▶ INSTRUCTIONS FOR THE TASK: Return the entries below verbatim. Pictures stay out.

▼

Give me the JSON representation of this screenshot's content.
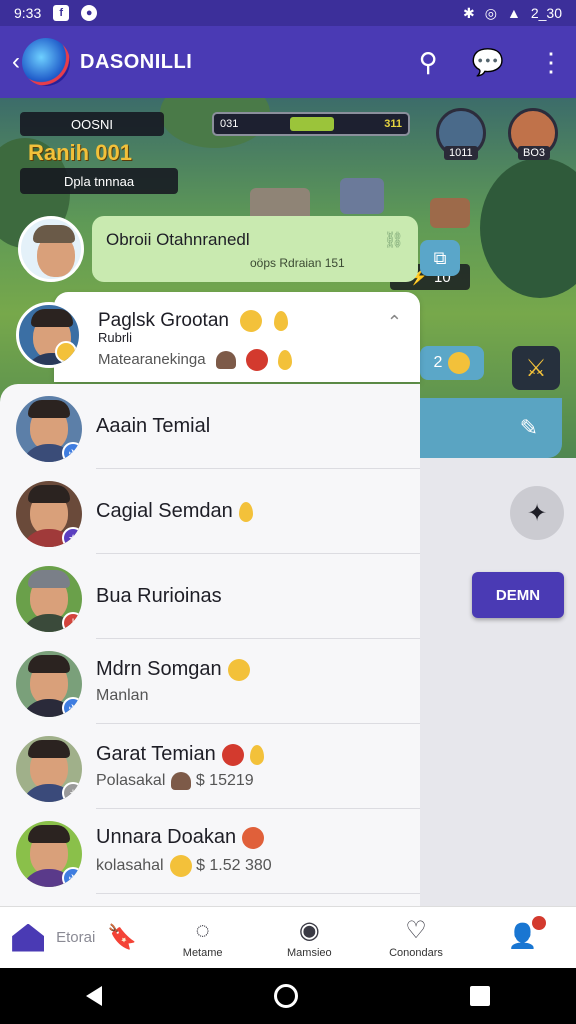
{
  "status_bar": {
    "time": "9:33",
    "battery": "2_30"
  },
  "app_bar": {
    "title": "DASONILLI"
  },
  "game": {
    "hud_name": "OOSNI",
    "rank_title": "Ranih 001",
    "hud_subtitle": "Dpla tnnnaa",
    "xp_left": "031",
    "xp_value": "311",
    "xp_progress": 0.4,
    "avatar_left_label": "1011",
    "avatar_right_label": "BO3",
    "gold_value": "10",
    "pill_value": "2"
  },
  "bubble": {
    "title": "Obroii Otahnranedl",
    "subtitle": "oöps Rdraian 151"
  },
  "featured_chat": {
    "name": "Paglsk Grootan",
    "subname": "Rubrli",
    "status": "Matearanekinga"
  },
  "chats": [
    {
      "name": "Aaain Temial",
      "status": "",
      "badge_color": "#3f7de0"
    },
    {
      "name": "Cagial Semdan",
      "status": "",
      "badge_color": "#5b3fc0"
    },
    {
      "name": "Bua Rurioinas",
      "status": "",
      "badge_color": "#d3443c"
    },
    {
      "name": "Mdrn Somgan",
      "status": "Manlan",
      "badge_color": "#3f7de0"
    },
    {
      "name": "Garat Temian",
      "status": "Polasakal",
      "amount": "$ 15219",
      "badge_color": "#9a9a9a"
    },
    {
      "name": "Unnara Doakan",
      "status": "kolasahal",
      "amount": "$ 1.52 380",
      "badge_color": "#3f7de0"
    }
  ],
  "side": {
    "demo_button": "DEMN"
  },
  "bottom_nav": {
    "home_label": "Etorai",
    "item2": "Metame",
    "item3": "Mamsieo",
    "item4": "Conondars"
  },
  "colors": {
    "primary": "#4a3ab4",
    "bubble": "#c9eab0",
    "teal": "#5aa4c2"
  }
}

▲

▶ RESULT OF THE TASK:
Give me the JSON representation of this screenshot's content.
{
  "status_bar": {
    "time": "9:33",
    "battery": "2_30"
  },
  "app_bar": {
    "title": "DASONILLI"
  },
  "game": {
    "hud_name": "OOSNI",
    "rank_title": "Ranih 001",
    "hud_subtitle": "Dpla tnnnaa",
    "xp_left": "031",
    "xp_value": "311",
    "xp_progress": 0.4,
    "avatar_left_label": "1011",
    "avatar_right_label": "BO3",
    "gold_value": "10",
    "pill_value": "2"
  },
  "bubble": {
    "title": "Obroii Otahnranedl",
    "subtitle": "oöps Rdraian 151"
  },
  "featured_chat": {
    "name": "Paglsk Grootan",
    "subname": "Rubrli",
    "status": "Matearanekinga"
  },
  "chats": [
    {
      "name": "Aaain Temial",
      "status": "",
      "badge_color": "#3f7de0"
    },
    {
      "name": "Cagial Semdan",
      "status": "",
      "badge_color": "#5b3fc0"
    },
    {
      "name": "Bua Rurioinas",
      "status": "",
      "badge_color": "#d3443c"
    },
    {
      "name": "Mdrn Somgan",
      "status": "Manlan",
      "badge_color": "#3f7de0"
    },
    {
      "name": "Garat Temian",
      "status": "Polasakal",
      "amount": "$ 15219",
      "badge_color": "#9a9a9a"
    },
    {
      "name": "Unnara Doakan",
      "status": "kolasahal",
      "amount": "$ 1.52 380",
      "badge_color": "#3f7de0"
    }
  ],
  "side": {
    "demo_button": "DEMN"
  },
  "bottom_nav": {
    "home_label": "Etorai",
    "item2": "Metame",
    "item3": "Mamsieo",
    "item4": "Conondars"
  },
  "colors": {
    "primary": "#4a3ab4",
    "bubble": "#c9eab0",
    "teal": "#5aa4c2"
  }
}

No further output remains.